■ **To do**: Skip the pictures. Repeat everything else in the records word for word.

[Collected data]
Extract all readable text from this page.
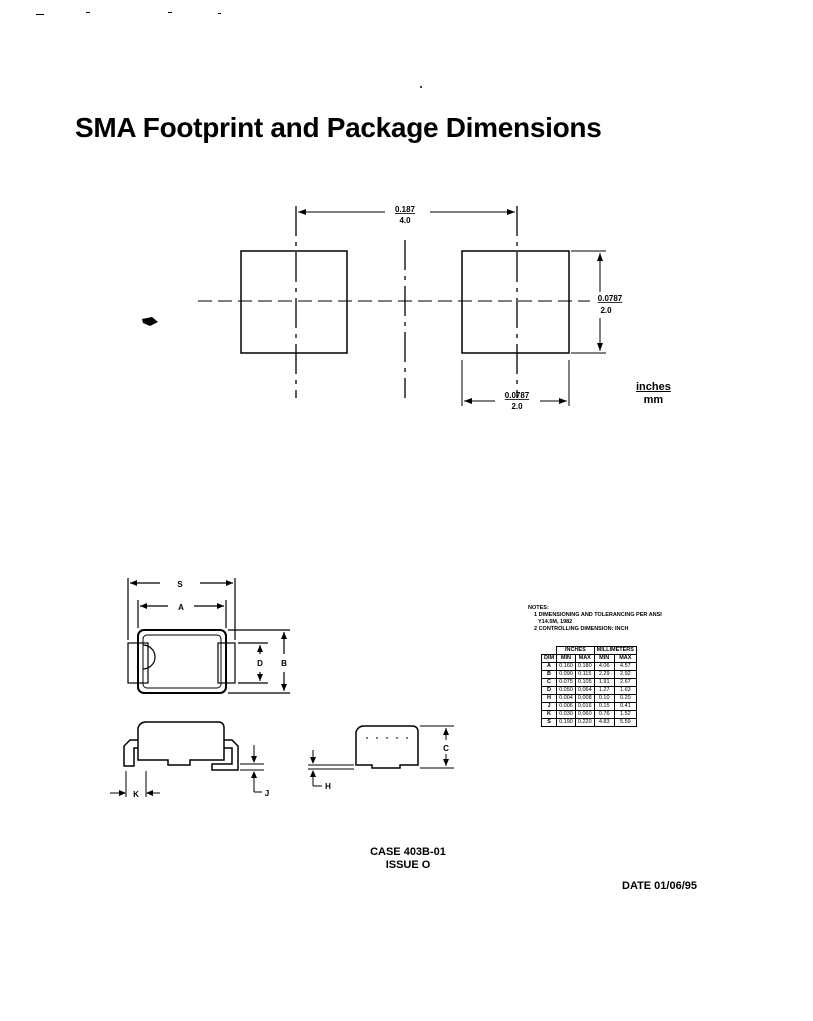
SMA Footprint and Package Dimensions
0.187
4.0
0.0787
2.0
0.0787
2.0
S
A
D B
K	J
C
H
inches
mm
NOTES:
1 DIMENSIONING AND TOLERANCING PER ANSI
Y14.5M, 1982
2 CONTROLLING DIMENSION: INCH
	INCHES		MILLIMETERS	
DIM	MIN	MAX	MIN	MAX
A	0.160	0.180	4.06	4.57
B	0.090	0.115	2.29	2.92
C	0.075	0.105	1.91	2.67
D	0.050	0.064	1.27	1.63
H	0.004	0.008	0.10	0.20
J	0.006	0.016	0.15	0.41
K	0.030	0.060	0.76	1.52
S	0.190	0.220	4.83	5.59
CASE 403B-01
ISSUE O
DATE 01/06/95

■ **Result of the task**:
Extract all readable text from this page.
SMA Footprint and Package Dimensions
0.187
4.0
0.0787
2.0
0.0787
2.0
S
A
D B
K	J
C
H
inches
mm
NOTES:
1 DIMENSIONING AND TOLERANCING PER ANSI
Y14.5M, 1982
2 CONTROLLING DIMENSION: INCH
	INCHES		MILLIMETERS	
DIM	MIN	MAX	MIN	MAX
A	0.160	0.180	4.06	4.57
B	0.090	0.115	2.29	2.92
C	0.075	0.105	1.91	2.67
D	0.050	0.064	1.27	1.63
H	0.004	0.008	0.10	0.20
J	0.006	0.016	0.15	0.41
K	0.030	0.060	0.76	1.52
S	0.190	0.220	4.83	5.59
CASE 403B-01
ISSUE O
DATE 01/06/95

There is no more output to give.